Your objective>
Check every line below for the word "esecuzione" and give only the number of lines where it appears.

Data lines>
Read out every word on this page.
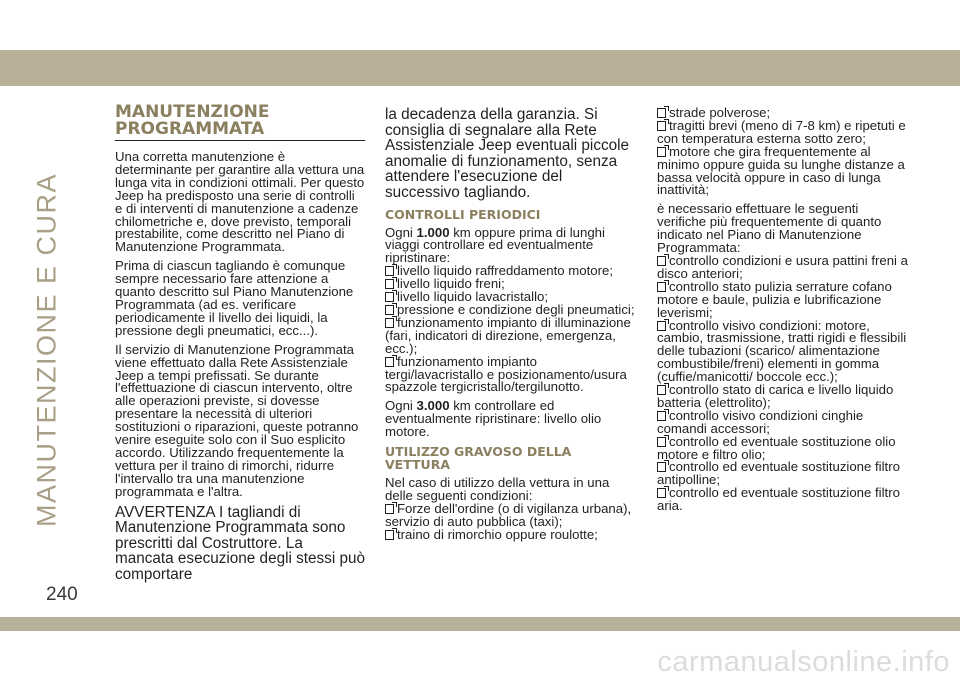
MANUTENZIONE E CURA
MANUTENZIONE
PROGRAMMATA

Una corretta manutenzione è determinante per garantire alla vettura una lunga vita in condizioni ottimali. Per questo Jeep ha predisposto una serie di controlli e di interventi di manutenzione a cadenze chilometriche e, dove previsto, temporali prestabilite, come descritto nel Piano di Manutenzione Programmata.

Prima di ciascun tagliando è comunque sempre necessario fare attenzione a quanto descritto sul Piano Manutenzione Programmata (ad es. verificare periodicamente il livello dei liquidi, la pressione degli pneumatici, ecc...).

Il servizio di Manutenzione Programmata viene effettuato dalla Rete Assistenziale Jeep a tempi prefissati. Se durante l'effettuazione di ciascun intervento, oltre alle operazioni previste, si dovesse presentare la necessità di ulteriori sostituzioni o riparazioni, queste potranno venire eseguite solo con il Suo esplicito accordo. Utilizzando frequentemente la vettura per il traino di rimorchi, ridurre l'intervallo tra una manutenzione programmata e l'altra.

AVVERTENZA I tagliandi di Manutenzione Programmata sono prescritti dal Costruttore. La mancata esecuzione degli stessi può comportare

la decadenza della garanzia. Si consiglia di segnalare alla Rete Assistenziale Jeep eventuali piccole anomalie di funzionamento, senza attendere l'esecuzione del successivo tagliando.

CONTROLLI PERIODICI

Ogni 1.000 km oppure prima di lunghi viaggi controllare ed eventualmente ripristinare:
livello liquido raffreddamento motore;
livello liquido freni;
livello liquido lavacristallo;
pressione e condizione degli pneumatici;
funzionamento impianto di illuminazione (fari, indicatori di direzione, emergenza, ecc.);
funzionamento impianto tergi/lavacristallo e posizionamento/usura spazzole tergicristallo/tergilunotto.

Ogni 3.000 km controllare ed eventualmente ripristinare: livello olio motore.

UTILIZZO GRAVOSO DELLA VETTURA

Nel caso di utilizzo della vettura in una delle seguenti condizioni:
Forze dell'ordine (o di vigilanza urbana), servizio di auto pubblica (taxi);
traino di rimorchio oppure roulotte;

strade polverose;
tragitti brevi (meno di 7-8 km) e ripetuti e con temperatura esterna sotto zero;
motore che gira frequentemente al minimo oppure guida su lunghe distanze a bassa velocità oppure in caso di lunga inattività;

è necessario effettuare le seguenti verifiche più frequentemente di quanto indicato nel Piano di Manutenzione Programmata:
controllo condizioni e usura pattini freni a disco anteriori;
controllo stato pulizia serrature cofano motore e baule, pulizia e lubrificazione leverismi;
controllo visivo condizioni: motore, cambio, trasmissione, tratti rigidi e flessibili delle tubazioni (scarico/ alimentazione combustibile/freni) elementi in gomma (cuffie/manicotti/ boccole ecc.);
controllo stato di carica e livello liquido batteria (elettrolito);
controllo visivo condizioni cinghie comandi accessori;
controllo ed eventuale sostituzione olio motore e filtro olio;
controllo ed eventuale sostituzione filtro antipolline;
controllo ed eventuale sostituzione filtro aria.

240
carmanualsonline.info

Output of the exercise>
2